DIRECTIONS FOR THIS TASK: Go through the listing beneath this task and return every line that carries the string "Mensch".
━━━━━━━━━━━━━━━━━━━━━━━━━━━━━━
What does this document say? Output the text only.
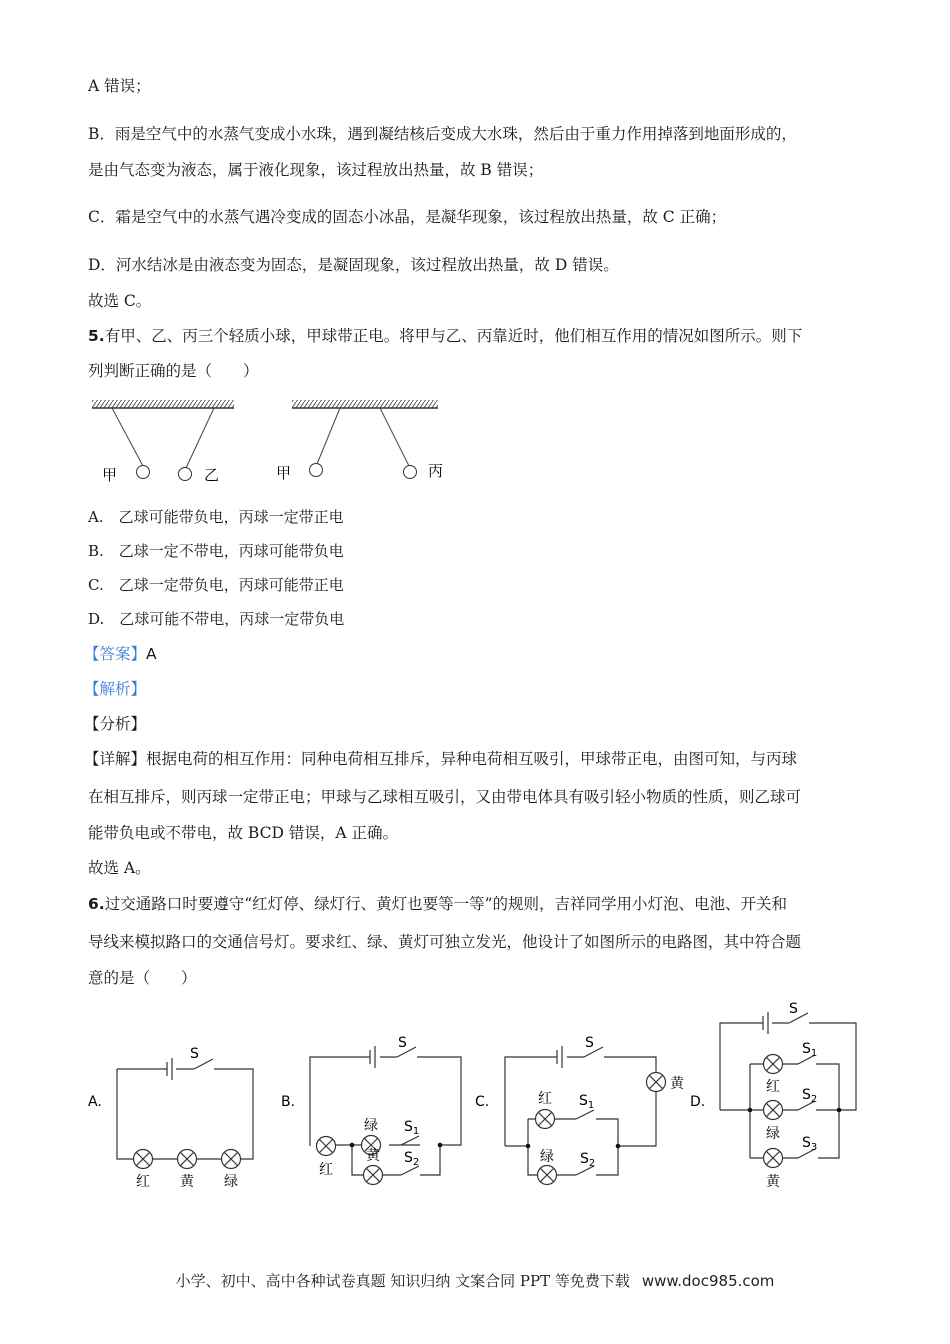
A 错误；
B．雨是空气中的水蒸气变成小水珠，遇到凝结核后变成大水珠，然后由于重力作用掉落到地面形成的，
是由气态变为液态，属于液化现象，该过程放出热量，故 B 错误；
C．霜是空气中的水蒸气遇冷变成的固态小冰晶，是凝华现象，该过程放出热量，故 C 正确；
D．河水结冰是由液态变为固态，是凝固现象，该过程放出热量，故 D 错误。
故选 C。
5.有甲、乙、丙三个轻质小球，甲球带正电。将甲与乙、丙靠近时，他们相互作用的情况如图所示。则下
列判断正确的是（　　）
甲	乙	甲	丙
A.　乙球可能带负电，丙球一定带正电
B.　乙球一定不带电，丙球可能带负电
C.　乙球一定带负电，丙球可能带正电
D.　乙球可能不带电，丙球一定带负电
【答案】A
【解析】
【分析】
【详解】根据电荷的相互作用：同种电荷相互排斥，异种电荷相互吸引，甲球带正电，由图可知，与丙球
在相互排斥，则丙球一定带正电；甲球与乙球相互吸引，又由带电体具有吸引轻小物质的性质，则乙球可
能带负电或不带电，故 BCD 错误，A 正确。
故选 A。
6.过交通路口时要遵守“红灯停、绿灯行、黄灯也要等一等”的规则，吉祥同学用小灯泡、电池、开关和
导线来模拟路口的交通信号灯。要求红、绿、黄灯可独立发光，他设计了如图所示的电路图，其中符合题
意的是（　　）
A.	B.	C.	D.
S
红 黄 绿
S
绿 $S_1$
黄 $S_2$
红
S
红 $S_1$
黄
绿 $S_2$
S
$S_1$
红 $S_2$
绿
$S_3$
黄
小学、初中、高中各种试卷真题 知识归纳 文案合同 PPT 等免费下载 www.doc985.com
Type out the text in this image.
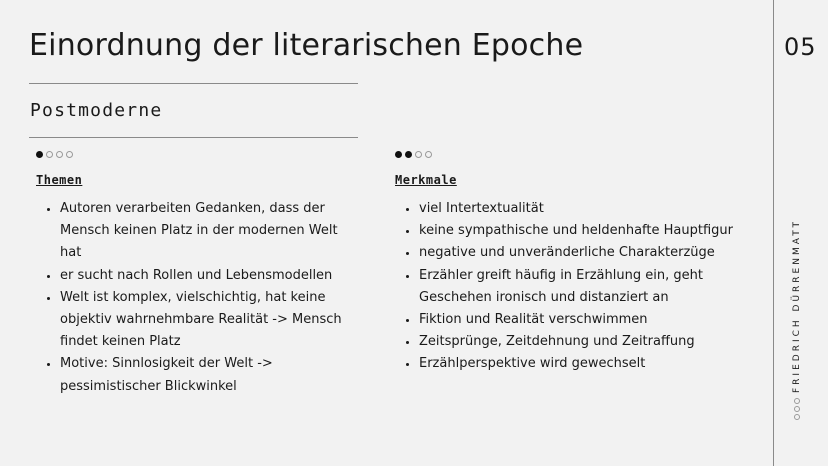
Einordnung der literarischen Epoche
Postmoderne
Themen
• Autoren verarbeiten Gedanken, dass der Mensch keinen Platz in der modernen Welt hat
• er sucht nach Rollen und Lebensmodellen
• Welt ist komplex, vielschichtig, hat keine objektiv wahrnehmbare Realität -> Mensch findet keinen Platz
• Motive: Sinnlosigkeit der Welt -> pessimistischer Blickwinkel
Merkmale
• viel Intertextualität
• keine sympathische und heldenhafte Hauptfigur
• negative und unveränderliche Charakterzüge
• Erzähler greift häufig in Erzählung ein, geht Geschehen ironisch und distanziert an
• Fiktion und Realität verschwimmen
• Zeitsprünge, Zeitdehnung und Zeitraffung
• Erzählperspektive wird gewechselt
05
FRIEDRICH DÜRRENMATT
━━━━━━━━━━━━━━━━━━━━━━━━━━━━━━
ANSWER TO THIS EXERCISE:
• Autoren verarbeiten Gedanken, dass der Mensch keinen Platz in der modernen Welt hat
• Welt ist komplex, vielschichtig, hat keine objektiv wahrnehmbare Realität -> Mensch findet keinen Platz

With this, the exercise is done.